►
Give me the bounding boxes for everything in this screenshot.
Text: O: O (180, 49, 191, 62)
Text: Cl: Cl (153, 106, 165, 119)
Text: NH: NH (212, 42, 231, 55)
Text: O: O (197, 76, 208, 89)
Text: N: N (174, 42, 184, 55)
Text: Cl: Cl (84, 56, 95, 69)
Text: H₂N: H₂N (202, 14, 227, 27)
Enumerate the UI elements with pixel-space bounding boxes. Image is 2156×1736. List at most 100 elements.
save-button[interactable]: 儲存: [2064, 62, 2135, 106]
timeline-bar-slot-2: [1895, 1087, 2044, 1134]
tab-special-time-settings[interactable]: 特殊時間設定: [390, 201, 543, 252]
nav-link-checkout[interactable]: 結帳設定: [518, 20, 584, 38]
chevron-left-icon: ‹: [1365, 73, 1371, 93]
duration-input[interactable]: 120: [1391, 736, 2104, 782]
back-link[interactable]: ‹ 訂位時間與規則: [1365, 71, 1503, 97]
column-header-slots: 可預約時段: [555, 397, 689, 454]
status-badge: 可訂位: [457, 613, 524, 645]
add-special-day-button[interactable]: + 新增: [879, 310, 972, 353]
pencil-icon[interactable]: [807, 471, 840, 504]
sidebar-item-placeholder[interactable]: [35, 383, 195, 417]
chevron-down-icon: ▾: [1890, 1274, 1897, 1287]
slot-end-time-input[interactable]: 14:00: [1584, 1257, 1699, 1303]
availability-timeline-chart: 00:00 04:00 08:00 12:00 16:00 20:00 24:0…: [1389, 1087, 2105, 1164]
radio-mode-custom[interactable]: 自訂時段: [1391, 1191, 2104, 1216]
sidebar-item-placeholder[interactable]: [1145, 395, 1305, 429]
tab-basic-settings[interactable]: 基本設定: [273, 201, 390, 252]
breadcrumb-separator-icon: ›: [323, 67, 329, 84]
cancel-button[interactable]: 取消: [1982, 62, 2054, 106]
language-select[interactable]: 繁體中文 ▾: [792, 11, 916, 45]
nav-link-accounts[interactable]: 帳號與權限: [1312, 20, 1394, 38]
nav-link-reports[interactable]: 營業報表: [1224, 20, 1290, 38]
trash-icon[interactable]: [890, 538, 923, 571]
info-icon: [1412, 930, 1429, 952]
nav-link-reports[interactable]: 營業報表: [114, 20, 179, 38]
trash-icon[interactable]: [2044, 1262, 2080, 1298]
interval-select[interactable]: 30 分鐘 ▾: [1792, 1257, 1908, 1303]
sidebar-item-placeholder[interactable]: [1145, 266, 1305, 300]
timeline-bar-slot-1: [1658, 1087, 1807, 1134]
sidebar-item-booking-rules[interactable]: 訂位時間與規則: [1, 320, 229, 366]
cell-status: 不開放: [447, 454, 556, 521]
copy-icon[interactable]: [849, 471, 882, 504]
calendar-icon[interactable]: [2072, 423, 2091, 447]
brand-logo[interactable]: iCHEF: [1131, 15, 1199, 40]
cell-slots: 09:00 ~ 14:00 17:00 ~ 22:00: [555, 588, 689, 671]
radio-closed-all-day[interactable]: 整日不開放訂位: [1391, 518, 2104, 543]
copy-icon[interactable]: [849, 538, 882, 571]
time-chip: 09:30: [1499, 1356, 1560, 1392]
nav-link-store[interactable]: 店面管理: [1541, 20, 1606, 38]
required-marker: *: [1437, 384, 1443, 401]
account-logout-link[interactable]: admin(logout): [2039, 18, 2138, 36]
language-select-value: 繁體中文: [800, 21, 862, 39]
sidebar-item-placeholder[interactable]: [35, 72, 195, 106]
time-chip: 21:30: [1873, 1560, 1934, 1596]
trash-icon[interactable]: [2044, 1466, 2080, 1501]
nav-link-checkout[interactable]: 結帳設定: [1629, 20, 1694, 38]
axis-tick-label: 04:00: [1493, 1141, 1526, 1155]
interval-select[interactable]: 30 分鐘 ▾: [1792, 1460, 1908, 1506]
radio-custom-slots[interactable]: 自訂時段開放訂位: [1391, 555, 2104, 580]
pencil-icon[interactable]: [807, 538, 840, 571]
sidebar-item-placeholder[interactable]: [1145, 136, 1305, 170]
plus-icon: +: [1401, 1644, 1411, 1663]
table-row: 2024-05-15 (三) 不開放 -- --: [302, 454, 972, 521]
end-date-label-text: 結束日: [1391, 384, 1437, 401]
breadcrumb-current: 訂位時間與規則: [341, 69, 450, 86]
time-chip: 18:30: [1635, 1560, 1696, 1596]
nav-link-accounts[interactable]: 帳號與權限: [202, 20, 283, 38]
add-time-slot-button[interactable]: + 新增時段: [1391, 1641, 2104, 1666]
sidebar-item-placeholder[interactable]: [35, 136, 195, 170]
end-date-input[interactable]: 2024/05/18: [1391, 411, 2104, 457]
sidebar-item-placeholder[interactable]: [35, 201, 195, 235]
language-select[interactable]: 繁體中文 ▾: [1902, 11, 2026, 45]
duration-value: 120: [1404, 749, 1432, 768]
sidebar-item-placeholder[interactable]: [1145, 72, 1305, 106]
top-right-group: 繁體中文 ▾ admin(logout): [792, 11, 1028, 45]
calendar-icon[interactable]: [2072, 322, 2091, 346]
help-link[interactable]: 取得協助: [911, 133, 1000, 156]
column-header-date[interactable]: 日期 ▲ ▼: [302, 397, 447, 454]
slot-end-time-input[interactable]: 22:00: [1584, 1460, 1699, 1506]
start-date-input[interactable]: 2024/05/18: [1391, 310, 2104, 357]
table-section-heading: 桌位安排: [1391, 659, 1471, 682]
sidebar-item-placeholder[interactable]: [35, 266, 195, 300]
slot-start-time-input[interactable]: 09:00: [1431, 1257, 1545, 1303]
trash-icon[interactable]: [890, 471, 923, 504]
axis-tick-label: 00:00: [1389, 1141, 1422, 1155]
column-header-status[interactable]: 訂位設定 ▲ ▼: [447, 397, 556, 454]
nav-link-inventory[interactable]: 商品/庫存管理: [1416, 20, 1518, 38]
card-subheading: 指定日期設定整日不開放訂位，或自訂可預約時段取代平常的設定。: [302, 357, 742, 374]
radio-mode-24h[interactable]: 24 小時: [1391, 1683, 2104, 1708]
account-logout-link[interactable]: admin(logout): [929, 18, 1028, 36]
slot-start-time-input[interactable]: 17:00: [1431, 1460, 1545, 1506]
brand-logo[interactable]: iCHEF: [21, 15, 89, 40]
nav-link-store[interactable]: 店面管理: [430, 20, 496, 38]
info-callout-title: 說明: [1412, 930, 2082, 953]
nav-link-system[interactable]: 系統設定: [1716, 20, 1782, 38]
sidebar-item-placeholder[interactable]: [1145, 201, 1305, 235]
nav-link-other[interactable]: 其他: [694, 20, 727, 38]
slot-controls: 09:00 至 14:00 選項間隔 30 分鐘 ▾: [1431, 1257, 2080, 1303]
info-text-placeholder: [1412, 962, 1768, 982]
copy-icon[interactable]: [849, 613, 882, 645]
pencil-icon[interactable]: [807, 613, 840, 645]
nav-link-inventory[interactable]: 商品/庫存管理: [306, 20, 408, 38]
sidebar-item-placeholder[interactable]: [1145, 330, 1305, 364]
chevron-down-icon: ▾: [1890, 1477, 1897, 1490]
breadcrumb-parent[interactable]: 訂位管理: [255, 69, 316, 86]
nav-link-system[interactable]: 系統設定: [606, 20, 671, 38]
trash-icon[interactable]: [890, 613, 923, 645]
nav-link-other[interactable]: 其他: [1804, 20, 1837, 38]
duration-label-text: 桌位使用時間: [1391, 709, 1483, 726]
◄
» AIM: Please reproduce the entries word for word, from the first line of the entries up to and including the line with "save-button[interactable]: 儲存: [2064, 62, 2135, 106]".

» THE OUTPUT:
Give me the bounding boxes for everything in this screenshot.
Text: O: O (180, 49, 191, 62)
Text: Cl: Cl (153, 106, 165, 119)
Text: NH: NH (212, 42, 231, 55)
Text: O: O (197, 76, 208, 89)
Text: N: N (174, 42, 184, 55)
Text: Cl: Cl (84, 56, 95, 69)
Text: H₂N: H₂N (202, 14, 227, 27)
Enumerate the UI elements with pixel-space bounding boxes. Image is 2156×1736. List at most 100 elements.
save-button[interactable]: 儲存: [2064, 62, 2135, 106]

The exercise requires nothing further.